(begin)

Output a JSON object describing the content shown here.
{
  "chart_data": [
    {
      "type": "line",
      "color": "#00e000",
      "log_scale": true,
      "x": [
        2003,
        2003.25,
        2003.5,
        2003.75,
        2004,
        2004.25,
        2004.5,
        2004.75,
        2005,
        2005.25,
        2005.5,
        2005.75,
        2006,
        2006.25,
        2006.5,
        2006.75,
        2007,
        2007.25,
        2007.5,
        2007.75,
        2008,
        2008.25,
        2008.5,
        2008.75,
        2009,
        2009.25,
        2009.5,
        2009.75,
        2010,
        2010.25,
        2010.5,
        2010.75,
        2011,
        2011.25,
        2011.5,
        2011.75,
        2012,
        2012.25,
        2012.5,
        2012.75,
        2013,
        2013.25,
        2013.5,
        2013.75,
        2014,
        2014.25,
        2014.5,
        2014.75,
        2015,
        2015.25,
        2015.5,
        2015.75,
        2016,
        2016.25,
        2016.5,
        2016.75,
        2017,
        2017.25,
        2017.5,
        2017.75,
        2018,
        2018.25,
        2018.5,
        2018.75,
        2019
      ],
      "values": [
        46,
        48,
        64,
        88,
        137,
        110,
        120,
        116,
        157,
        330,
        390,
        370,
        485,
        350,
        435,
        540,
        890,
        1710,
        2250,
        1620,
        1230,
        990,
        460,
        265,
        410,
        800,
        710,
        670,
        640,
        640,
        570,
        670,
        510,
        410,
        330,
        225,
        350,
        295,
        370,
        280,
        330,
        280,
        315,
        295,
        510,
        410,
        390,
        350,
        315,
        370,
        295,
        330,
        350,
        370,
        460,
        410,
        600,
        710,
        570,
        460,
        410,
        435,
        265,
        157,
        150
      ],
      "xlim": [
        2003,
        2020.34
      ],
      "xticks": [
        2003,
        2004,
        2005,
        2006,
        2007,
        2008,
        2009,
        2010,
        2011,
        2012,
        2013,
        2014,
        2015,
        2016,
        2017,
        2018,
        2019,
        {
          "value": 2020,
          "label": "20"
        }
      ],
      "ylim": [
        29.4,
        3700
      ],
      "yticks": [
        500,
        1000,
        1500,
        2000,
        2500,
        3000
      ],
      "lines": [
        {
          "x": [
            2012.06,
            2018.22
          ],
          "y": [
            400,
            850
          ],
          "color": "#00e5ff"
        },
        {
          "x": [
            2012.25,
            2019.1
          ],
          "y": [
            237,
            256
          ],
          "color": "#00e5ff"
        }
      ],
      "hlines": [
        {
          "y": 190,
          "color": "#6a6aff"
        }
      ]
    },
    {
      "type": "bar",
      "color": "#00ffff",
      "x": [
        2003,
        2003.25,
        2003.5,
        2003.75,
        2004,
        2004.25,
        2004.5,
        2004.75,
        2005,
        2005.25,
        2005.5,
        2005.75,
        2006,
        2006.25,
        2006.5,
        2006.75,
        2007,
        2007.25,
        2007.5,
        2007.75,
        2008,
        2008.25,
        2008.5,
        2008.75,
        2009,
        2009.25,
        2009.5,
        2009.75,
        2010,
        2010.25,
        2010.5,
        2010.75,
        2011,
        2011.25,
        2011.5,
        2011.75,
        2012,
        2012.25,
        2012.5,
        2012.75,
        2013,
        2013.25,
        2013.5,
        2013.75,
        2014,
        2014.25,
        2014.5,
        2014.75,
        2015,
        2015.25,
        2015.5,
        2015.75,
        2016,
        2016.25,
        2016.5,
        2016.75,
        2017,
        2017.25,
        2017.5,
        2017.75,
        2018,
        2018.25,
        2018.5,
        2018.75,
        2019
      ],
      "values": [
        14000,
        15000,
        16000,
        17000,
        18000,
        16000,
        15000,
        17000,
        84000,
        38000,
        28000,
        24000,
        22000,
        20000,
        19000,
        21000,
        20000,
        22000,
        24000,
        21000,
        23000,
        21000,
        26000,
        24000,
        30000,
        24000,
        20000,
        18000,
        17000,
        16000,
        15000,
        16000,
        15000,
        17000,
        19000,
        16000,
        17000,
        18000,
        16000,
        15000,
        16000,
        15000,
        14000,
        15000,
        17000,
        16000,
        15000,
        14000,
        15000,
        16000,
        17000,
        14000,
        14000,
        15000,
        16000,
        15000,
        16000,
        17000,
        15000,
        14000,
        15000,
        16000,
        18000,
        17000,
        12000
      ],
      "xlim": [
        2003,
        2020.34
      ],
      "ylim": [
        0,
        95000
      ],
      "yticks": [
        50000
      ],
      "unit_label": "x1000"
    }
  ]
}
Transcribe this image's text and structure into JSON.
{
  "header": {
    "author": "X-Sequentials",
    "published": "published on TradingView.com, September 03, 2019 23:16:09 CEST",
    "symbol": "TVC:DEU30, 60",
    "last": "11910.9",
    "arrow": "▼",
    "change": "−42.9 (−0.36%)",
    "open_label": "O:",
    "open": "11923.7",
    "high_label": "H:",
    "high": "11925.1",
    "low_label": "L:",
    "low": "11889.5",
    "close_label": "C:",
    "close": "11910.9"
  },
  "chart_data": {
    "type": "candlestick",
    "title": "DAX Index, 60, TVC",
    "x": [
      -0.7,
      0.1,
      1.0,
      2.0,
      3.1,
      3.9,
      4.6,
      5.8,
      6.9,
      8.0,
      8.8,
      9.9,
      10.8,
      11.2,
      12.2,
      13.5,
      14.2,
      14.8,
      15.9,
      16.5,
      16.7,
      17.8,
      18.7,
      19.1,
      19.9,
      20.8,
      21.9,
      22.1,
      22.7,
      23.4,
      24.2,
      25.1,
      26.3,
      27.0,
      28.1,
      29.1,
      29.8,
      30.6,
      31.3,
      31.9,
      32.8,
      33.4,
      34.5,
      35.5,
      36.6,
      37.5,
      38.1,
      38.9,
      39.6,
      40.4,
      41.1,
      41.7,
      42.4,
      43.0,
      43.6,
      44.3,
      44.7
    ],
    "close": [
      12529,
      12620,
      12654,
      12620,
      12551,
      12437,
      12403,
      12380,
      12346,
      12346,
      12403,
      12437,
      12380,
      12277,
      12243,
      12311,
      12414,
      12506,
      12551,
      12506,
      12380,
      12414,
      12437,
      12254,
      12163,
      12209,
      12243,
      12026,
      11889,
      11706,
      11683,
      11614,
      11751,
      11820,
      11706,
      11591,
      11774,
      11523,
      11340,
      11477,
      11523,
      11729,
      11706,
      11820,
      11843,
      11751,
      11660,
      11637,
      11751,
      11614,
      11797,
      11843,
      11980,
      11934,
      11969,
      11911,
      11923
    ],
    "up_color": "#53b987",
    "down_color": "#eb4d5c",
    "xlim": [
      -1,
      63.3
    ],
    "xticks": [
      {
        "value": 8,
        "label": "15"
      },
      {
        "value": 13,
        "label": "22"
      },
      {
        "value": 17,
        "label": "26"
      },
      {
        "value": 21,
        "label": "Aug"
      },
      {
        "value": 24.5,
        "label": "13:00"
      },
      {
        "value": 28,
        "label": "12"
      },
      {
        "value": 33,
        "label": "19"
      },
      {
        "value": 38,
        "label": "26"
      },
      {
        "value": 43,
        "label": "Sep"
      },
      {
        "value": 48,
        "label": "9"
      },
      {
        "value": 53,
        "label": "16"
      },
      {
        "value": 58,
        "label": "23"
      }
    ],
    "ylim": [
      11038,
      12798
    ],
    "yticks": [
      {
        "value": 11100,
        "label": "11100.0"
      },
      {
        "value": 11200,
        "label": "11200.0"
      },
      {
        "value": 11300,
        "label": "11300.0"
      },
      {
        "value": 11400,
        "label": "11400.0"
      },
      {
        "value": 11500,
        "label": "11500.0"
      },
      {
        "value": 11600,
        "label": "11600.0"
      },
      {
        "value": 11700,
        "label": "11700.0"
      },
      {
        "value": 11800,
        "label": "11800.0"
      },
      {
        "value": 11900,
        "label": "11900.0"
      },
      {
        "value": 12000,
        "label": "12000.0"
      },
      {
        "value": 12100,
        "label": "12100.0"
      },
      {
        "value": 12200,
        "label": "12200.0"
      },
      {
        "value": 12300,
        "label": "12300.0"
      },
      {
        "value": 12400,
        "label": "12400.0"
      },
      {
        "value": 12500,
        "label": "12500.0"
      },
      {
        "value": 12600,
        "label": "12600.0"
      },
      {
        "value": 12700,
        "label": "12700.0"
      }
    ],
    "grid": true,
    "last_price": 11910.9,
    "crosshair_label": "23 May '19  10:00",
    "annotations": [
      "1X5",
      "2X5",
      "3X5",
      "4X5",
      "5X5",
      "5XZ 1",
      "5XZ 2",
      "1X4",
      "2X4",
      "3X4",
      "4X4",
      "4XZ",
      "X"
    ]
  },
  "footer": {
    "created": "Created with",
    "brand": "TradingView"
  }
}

(end)

Aim of the task → Copy in full each line that holds the word "JSON".

Answer to this task →
Output a JSON object describing the content shown here.
Transcribe this image's text and structure into JSON.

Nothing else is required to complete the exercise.